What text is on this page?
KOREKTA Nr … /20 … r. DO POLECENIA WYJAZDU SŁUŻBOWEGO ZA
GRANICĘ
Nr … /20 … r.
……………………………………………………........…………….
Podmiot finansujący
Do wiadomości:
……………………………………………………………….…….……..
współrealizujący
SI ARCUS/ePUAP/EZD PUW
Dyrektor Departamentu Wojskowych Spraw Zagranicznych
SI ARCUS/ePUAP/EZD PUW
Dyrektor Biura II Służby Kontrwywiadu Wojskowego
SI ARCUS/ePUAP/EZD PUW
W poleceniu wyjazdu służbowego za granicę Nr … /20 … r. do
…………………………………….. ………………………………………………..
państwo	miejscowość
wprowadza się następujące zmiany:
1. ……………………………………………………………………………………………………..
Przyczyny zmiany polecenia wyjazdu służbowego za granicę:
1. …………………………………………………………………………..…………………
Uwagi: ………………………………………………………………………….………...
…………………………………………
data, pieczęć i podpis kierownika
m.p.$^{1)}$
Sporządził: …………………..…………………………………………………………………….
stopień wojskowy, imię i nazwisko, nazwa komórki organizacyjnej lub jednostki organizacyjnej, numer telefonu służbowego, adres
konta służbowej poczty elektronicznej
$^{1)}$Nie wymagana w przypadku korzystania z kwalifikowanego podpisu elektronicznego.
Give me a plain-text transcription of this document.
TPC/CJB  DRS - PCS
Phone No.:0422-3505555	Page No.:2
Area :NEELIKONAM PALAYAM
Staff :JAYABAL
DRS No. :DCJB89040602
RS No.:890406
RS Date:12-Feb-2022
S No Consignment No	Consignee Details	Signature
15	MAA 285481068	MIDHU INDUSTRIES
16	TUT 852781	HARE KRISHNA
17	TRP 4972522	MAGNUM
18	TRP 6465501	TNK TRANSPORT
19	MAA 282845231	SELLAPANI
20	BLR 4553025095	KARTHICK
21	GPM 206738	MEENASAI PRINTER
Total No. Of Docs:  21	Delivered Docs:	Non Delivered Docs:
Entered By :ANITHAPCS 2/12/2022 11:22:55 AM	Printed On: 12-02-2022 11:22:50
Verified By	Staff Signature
═══
Repeat all of the records above exactly as written.

Complete answer:
What text is on this page?
KOREKTA Nr … /20 … r. DO POLECENIA WYJAZDU SŁUŻBOWEGO ZA
GRANICĘ
Nr … /20 … r.
……………………………………………………........…………….
Podmiot finansujący
Do wiadomości:
……………………………………………………………….…….……..
współrealizujący
SI ARCUS/ePUAP/EZD PUW
Dyrektor Departamentu Wojskowych Spraw Zagranicznych
SI ARCUS/ePUAP/EZD PUW
Dyrektor Biura II Służby Kontrwywiadu Wojskowego
SI ARCUS/ePUAP/EZD PUW
W poleceniu wyjazdu służbowego za granicę Nr … /20 … r. do
…………………………………….. ………………………………………………..
państwo	miejscowość
wprowadza się następujące zmiany:
1. ……………………………………………………………………………………………………..
Przyczyny zmiany polecenia wyjazdu służbowego za granicę:
1. …………………………………………………………………………..…………………
Uwagi: ………………………………………………………………………….………...
…………………………………………
data, pieczęć i podpis kierownika
m.p.$^{1)}$
Sporządził: …………………..…………………………………………………………………….
stopień wojskowy, imię i nazwisko, nazwa komórki organizacyjnej lub jednostki organizacyjnej, numer telefonu służbowego, adres
konta służbowej poczty elektronicznej
$^{1)}$Nie wymagana w przypadku korzystania z kwalifikowanego podpisu elektronicznego.
Give me a plain-text transcription of this document.
TPC/CJB  DRS - PCS
Phone No.:0422-3505555	Page No.:2
Area :NEELIKONAM PALAYAM
Staff :JAYABAL
DRS No. :DCJB89040602
RS No.:890406
RS Date:12-Feb-2022
S No Consignment No	Consignee Details	Signature
15	MAA 285481068	MIDHU INDUSTRIES
16	TUT 852781	HARE KRISHNA
17	TRP 4972522	MAGNUM
18	TRP 6465501	TNK TRANSPORT
19	MAA 282845231	SELLAPANI
20	BLR 4553025095	KARTHICK
21	GPM 206738	MEENASAI PRINTER
Total No. Of Docs:  21	Delivered Docs:	Non Delivered Docs:
Entered By :ANITHAPCS 2/12/2022 11:22:55 AM	Printed On: 12-02-2022 11:22:50
Verified By	Staff Signature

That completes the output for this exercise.